▸ Given information

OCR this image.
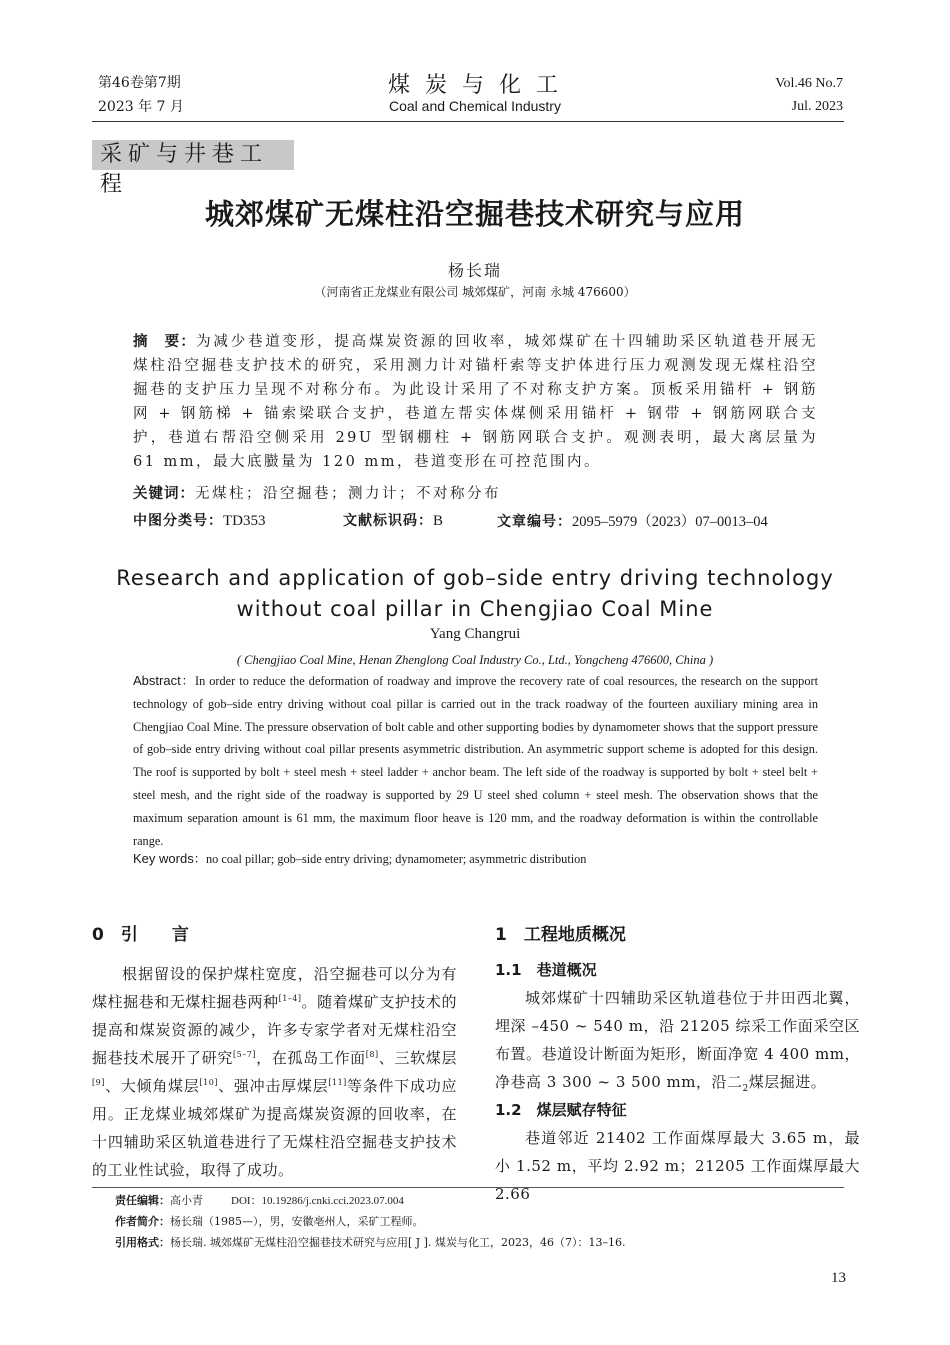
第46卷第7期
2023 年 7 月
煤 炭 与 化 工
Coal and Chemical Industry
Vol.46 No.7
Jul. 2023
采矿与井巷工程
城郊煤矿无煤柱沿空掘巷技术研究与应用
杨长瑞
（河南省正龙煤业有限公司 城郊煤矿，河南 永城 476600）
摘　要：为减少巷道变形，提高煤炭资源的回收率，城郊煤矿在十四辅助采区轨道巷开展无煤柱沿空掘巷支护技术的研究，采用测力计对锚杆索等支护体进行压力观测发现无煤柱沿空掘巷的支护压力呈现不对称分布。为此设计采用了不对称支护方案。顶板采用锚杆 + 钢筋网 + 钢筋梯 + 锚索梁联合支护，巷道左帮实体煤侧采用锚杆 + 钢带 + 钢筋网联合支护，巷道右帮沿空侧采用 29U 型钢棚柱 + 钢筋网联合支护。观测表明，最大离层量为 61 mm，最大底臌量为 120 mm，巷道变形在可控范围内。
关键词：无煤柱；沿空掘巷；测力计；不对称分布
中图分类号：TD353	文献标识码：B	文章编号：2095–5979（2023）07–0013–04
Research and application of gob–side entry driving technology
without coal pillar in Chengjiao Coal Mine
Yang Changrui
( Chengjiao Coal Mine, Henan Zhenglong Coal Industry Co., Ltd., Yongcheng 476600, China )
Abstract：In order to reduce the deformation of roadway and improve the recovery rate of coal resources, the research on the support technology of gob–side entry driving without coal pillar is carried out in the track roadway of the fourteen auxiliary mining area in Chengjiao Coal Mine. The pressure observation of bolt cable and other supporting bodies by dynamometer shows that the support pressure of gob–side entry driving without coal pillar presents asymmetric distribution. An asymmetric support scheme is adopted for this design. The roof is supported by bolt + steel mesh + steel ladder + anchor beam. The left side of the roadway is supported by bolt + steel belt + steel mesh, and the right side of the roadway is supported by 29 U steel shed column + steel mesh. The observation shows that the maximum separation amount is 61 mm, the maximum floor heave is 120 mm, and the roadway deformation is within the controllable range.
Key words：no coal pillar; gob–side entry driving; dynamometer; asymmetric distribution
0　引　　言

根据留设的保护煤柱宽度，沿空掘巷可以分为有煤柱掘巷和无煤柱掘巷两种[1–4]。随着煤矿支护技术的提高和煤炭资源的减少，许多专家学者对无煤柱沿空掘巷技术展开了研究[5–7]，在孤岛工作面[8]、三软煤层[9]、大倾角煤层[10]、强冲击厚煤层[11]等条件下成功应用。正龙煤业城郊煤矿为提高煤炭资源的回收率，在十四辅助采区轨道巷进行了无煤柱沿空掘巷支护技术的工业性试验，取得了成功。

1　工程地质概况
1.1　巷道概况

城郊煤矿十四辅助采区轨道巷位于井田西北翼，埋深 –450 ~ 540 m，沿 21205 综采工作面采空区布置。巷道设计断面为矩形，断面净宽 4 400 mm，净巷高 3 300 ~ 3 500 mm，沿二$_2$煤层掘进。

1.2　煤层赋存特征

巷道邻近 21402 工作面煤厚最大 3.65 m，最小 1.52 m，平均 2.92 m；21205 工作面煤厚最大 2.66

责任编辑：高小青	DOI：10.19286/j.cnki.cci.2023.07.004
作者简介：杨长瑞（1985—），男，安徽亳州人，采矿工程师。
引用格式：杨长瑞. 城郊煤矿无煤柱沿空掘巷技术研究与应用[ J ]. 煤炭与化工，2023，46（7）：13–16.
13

▸ The problem
Transcribe every record above exactly as written, leaving out any pictures.

▸ Result
OCR this image.
第46卷第7期
2023 年 7 月
煤 炭 与 化 工
Coal and Chemical Industry
Vol.46 No.7
Jul. 2023
采矿与井巷工程
城郊煤矿无煤柱沿空掘巷技术研究与应用
杨长瑞
（河南省正龙煤业有限公司 城郊煤矿，河南 永城 476600）
摘　要：为减少巷道变形，提高煤炭资源的回收率，城郊煤矿在十四辅助采区轨道巷开展无煤柱沿空掘巷支护技术的研究，采用测力计对锚杆索等支护体进行压力观测发现无煤柱沿空掘巷的支护压力呈现不对称分布。为此设计采用了不对称支护方案。顶板采用锚杆 + 钢筋网 + 钢筋梯 + 锚索梁联合支护，巷道左帮实体煤侧采用锚杆 + 钢带 + 钢筋网联合支护，巷道右帮沿空侧采用 29U 型钢棚柱 + 钢筋网联合支护。观测表明，最大离层量为 61 mm，最大底臌量为 120 mm，巷道变形在可控范围内。
关键词：无煤柱；沿空掘巷；测力计；不对称分布
中图分类号：TD353	文献标识码：B	文章编号：2095–5979（2023）07–0013–04
Research and application of gob–side entry driving technology
without coal pillar in Chengjiao Coal Mine
Yang Changrui
( Chengjiao Coal Mine, Henan Zhenglong Coal Industry Co., Ltd., Yongcheng 476600, China )
Abstract：In order to reduce the deformation of roadway and improve the recovery rate of coal resources, the research on the support technology of gob–side entry driving without coal pillar is carried out in the track roadway of the fourteen auxiliary mining area in Chengjiao Coal Mine. The pressure observation of bolt cable and other supporting bodies by dynamometer shows that the support pressure of gob–side entry driving without coal pillar presents asymmetric distribution. An asymmetric support scheme is adopted for this design. The roof is supported by bolt + steel mesh + steel ladder + anchor beam. The left side of the roadway is supported by bolt + steel belt + steel mesh, and the right side of the roadway is supported by 29 U steel shed column + steel mesh. The observation shows that the maximum separation amount is 61 mm, the maximum floor heave is 120 mm, and the roadway deformation is within the controllable range.
Key words：no coal pillar; gob–side entry driving; dynamometer; asymmetric distribution
0　引　　言

根据留设的保护煤柱宽度，沿空掘巷可以分为有煤柱掘巷和无煤柱掘巷两种[1–4]。随着煤矿支护技术的提高和煤炭资源的减少，许多专家学者对无煤柱沿空掘巷技术展开了研究[5–7]，在孤岛工作面[8]、三软煤层[9]、大倾角煤层[10]、强冲击厚煤层[11]等条件下成功应用。正龙煤业城郊煤矿为提高煤炭资源的回收率，在十四辅助采区轨道巷进行了无煤柱沿空掘巷支护技术的工业性试验，取得了成功。

1　工程地质概况
1.1　巷道概况

城郊煤矿十四辅助采区轨道巷位于井田西北翼，埋深 –450 ~ 540 m，沿 21205 综采工作面采空区布置。巷道设计断面为矩形，断面净宽 4 400 mm，净巷高 3 300 ~ 3 500 mm，沿二$_2$煤层掘进。

1.2　煤层赋存特征

巷道邻近 21402 工作面煤厚最大 3.65 m，最小 1.52 m，平均 2.92 m；21205 工作面煤厚最大 2.66

责任编辑：高小青	DOI：10.19286/j.cnki.cci.2023.07.004
作者简介：杨长瑞（1985—），男，安徽亳州人，采矿工程师。
引用格式：杨长瑞. 城郊煤矿无煤柱沿空掘巷技术研究与应用[ J ]. 煤炭与化工，2023，46（7）：13–16.
13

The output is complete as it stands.